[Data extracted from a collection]
## start

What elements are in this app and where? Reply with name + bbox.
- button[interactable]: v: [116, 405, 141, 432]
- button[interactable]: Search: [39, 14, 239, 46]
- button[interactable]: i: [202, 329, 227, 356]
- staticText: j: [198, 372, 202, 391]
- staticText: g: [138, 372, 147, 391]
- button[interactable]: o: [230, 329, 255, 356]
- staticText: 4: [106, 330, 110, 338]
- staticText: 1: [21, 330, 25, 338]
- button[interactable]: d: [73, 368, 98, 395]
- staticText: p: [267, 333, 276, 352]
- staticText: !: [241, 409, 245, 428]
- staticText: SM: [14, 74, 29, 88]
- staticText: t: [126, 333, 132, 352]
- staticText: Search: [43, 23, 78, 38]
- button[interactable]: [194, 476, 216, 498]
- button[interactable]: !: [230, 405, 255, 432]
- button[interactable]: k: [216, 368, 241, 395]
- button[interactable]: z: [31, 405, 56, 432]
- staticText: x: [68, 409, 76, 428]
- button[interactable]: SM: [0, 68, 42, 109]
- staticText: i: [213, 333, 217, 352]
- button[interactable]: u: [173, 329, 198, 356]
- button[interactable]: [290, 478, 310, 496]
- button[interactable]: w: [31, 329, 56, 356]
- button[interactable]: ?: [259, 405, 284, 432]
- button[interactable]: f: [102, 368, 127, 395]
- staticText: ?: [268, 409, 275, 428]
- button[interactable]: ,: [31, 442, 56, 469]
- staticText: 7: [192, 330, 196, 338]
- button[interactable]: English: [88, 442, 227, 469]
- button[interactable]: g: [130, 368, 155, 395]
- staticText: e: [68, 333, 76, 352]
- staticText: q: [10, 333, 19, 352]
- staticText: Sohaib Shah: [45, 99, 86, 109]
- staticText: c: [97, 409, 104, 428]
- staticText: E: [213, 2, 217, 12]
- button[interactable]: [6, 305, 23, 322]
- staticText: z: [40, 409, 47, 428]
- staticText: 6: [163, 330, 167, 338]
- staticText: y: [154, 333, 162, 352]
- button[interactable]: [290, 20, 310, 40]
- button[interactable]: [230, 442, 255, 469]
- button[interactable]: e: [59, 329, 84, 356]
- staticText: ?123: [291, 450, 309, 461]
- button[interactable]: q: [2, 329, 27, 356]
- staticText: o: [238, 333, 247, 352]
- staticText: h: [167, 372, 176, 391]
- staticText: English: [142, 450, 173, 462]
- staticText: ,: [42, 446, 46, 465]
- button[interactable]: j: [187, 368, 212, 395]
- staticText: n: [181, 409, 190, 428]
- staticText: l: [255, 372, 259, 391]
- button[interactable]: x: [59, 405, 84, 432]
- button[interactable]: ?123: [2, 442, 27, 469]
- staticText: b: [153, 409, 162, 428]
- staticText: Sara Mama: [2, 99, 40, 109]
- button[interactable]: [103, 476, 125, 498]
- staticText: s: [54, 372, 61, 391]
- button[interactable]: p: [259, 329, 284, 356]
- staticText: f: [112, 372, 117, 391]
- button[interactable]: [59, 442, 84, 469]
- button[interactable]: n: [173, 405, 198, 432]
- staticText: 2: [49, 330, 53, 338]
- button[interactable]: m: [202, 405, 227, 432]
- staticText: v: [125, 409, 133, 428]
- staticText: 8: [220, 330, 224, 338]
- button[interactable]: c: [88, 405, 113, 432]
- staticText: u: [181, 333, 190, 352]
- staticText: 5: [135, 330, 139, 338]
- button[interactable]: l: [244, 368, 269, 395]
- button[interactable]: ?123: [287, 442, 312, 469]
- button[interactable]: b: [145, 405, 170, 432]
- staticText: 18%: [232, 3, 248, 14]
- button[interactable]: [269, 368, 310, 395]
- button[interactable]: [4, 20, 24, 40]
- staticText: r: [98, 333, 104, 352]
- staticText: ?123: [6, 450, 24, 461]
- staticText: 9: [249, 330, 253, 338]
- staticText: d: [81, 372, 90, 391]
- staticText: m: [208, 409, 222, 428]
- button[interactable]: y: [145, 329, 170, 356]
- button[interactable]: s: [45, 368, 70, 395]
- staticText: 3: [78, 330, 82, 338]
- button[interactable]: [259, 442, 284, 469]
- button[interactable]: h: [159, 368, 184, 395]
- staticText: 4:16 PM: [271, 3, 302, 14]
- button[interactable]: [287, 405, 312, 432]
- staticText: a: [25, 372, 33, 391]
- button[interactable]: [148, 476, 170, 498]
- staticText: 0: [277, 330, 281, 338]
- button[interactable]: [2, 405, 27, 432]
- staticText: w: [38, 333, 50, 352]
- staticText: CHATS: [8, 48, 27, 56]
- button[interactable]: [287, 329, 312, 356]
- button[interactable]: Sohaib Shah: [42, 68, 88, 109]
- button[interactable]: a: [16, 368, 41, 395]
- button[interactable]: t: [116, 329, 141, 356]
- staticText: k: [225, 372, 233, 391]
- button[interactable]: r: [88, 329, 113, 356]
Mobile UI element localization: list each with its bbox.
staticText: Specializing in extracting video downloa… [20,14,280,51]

## end

### STATED TASK
Rewrite the listing as a JSON list of strings, one string per line and no blank lines. Cover everything from the start of the listing through the line containing "- staticText: 1: [21, 330, 25, 338]", inclusive.

### TASK SOLUTION
[
  "What elements are in this app and where? Reply with name + bbox.",
  "- button[interactable]: v: [116, 405, 141, 432]",
  "- button[interactable]: Search: [39, 14, 239, 46]",
  "- button[interactable]: i: [202, 329, 227, 356]",
  "- staticText: j: [198, 372, 202, 391]",
  "- staticText: g: [138, 372, 147, 391]",
  "- button[interactable]: o: [230, 329, 255, 356]",
  "- staticText: 4: [106, 330, 110, 338]",
  "- staticText: 1: [21, 330, 25, 338]"
]